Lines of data
============================================================

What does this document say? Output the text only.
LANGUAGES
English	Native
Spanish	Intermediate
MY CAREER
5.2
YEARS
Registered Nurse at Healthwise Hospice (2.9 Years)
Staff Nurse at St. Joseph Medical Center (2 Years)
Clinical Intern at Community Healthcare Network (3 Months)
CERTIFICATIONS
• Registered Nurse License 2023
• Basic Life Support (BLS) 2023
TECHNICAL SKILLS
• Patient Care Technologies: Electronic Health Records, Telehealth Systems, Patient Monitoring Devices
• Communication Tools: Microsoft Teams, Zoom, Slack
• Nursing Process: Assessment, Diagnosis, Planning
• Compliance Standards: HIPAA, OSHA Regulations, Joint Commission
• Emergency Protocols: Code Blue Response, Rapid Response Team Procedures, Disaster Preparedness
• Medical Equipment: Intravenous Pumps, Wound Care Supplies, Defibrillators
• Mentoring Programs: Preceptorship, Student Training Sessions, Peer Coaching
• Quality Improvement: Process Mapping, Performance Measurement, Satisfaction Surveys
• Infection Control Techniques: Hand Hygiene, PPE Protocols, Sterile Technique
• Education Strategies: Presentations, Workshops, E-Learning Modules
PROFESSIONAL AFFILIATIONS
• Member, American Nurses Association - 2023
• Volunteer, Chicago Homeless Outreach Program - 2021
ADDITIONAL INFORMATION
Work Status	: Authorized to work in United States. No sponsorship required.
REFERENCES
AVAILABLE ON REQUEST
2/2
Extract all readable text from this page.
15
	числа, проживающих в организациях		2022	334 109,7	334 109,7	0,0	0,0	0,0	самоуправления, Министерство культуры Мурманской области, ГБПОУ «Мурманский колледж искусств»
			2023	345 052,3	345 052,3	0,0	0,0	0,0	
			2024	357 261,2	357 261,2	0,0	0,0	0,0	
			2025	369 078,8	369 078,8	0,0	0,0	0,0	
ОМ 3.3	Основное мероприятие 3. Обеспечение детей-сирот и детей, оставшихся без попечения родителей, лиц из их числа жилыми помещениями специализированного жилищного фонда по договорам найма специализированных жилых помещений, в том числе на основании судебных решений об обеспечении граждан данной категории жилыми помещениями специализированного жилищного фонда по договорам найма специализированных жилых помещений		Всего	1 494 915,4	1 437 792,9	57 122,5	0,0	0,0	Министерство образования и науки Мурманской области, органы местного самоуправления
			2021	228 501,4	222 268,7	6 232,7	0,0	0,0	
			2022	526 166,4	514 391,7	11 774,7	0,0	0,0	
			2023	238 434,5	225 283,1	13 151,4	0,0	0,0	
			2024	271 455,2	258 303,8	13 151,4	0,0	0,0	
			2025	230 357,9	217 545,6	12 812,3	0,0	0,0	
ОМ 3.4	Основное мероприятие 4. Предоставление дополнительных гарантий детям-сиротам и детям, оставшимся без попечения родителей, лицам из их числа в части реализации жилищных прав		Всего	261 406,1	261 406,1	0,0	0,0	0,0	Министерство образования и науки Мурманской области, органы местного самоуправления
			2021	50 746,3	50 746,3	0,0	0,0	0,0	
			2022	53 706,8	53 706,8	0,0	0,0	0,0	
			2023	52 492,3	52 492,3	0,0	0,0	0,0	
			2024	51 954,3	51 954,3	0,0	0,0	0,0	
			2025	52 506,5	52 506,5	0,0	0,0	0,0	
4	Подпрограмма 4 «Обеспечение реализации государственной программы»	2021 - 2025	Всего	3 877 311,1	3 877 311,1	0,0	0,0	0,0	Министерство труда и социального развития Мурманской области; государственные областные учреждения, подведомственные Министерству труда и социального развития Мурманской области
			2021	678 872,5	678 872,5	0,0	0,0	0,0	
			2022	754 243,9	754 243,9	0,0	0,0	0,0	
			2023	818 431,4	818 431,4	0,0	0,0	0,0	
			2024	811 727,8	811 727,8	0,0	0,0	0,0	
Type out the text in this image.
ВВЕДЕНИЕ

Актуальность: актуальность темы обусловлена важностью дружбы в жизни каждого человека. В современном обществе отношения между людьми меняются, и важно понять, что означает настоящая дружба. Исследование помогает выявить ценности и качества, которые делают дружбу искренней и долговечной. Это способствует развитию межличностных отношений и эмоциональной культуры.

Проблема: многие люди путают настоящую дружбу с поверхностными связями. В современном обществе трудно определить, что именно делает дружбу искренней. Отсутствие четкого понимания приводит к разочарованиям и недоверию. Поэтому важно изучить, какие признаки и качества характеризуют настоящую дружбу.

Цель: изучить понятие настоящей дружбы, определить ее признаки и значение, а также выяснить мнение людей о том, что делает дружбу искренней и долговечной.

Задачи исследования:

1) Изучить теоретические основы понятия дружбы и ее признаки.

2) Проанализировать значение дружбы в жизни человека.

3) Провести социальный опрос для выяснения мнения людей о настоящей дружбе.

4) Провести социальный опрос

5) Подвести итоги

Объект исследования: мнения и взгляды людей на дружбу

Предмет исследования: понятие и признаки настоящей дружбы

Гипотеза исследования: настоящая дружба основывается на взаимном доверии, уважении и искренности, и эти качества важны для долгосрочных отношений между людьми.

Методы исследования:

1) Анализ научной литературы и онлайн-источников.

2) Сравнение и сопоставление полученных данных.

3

============================================================

WHAT IS NEEDED
Read the data above and count the lines that include "значение". Answer only with the count.

TASK OUTPUT
2